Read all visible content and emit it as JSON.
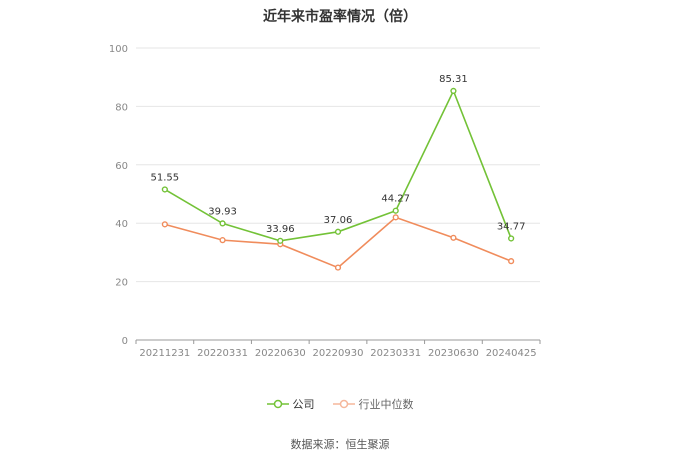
{
  "title": "近年来市盈率情况（倍）",
  "source_text": "数据来源：恒生聚源",
  "colors": {
    "company": "#73c237",
    "industry": "#f08c5c",
    "grid": "#e6e6e6",
    "axis": "#999999",
    "tick": "#888888"
  },
  "chart_data": {
    "type": "line",
    "title": "近年来市盈率情况（倍）",
    "categories": [
      "20211231",
      "20220331",
      "20220630",
      "20220930",
      "20230331",
      "20230630",
      "20240425"
    ],
    "ylim": [
      0,
      100
    ],
    "yticks": [
      "0",
      "20",
      "40",
      "60",
      "80",
      "100"
    ],
    "grid": true,
    "legend_position": "bottom",
    "series": [
      {
        "name": "公司",
        "values": [
          51.55,
          39.93,
          33.96,
          37.06,
          44.27,
          85.31,
          34.77
        ],
        "labels": [
          "51.55",
          "39.93",
          "33.96",
          "37.06",
          "44.27",
          "85.31",
          "34.77"
        ]
      },
      {
        "name": "行业中位数",
        "values": [
          39.6,
          34.2,
          32.8,
          24.8,
          42.0,
          35.0,
          27.0
        ]
      }
    ]
  }
}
--------------------------------
▶ [Problem description]
Reproduce every entry word for word, but skip any pictures.

▶ [Exercise response]
Read all visible content and emit it as JSON.
{
  "title": "近年来市盈率情况（倍）",
  "source_text": "数据来源：恒生聚源",
  "colors": {
    "company": "#73c237",
    "industry": "#f08c5c",
    "grid": "#e6e6e6",
    "axis": "#999999",
    "tick": "#888888"
  },
  "chart_data": {
    "type": "line",
    "title": "近年来市盈率情况（倍）",
    "categories": [
      "20211231",
      "20220331",
      "20220630",
      "20220930",
      "20230331",
      "20230630",
      "20240425"
    ],
    "ylim": [
      0,
      100
    ],
    "yticks": [
      "0",
      "20",
      "40",
      "60",
      "80",
      "100"
    ],
    "grid": true,
    "legend_position": "bottom",
    "series": [
      {
        "name": "公司",
        "values": [
          51.55,
          39.93,
          33.96,
          37.06,
          44.27,
          85.31,
          34.77
        ],
        "labels": [
          "51.55",
          "39.93",
          "33.96",
          "37.06",
          "44.27",
          "85.31",
          "34.77"
        ]
      },
      {
        "name": "行业中位数",
        "values": [
          39.6,
          34.2,
          32.8,
          24.8,
          42.0,
          35.0,
          27.0
        ]
      }
    ]
  }
}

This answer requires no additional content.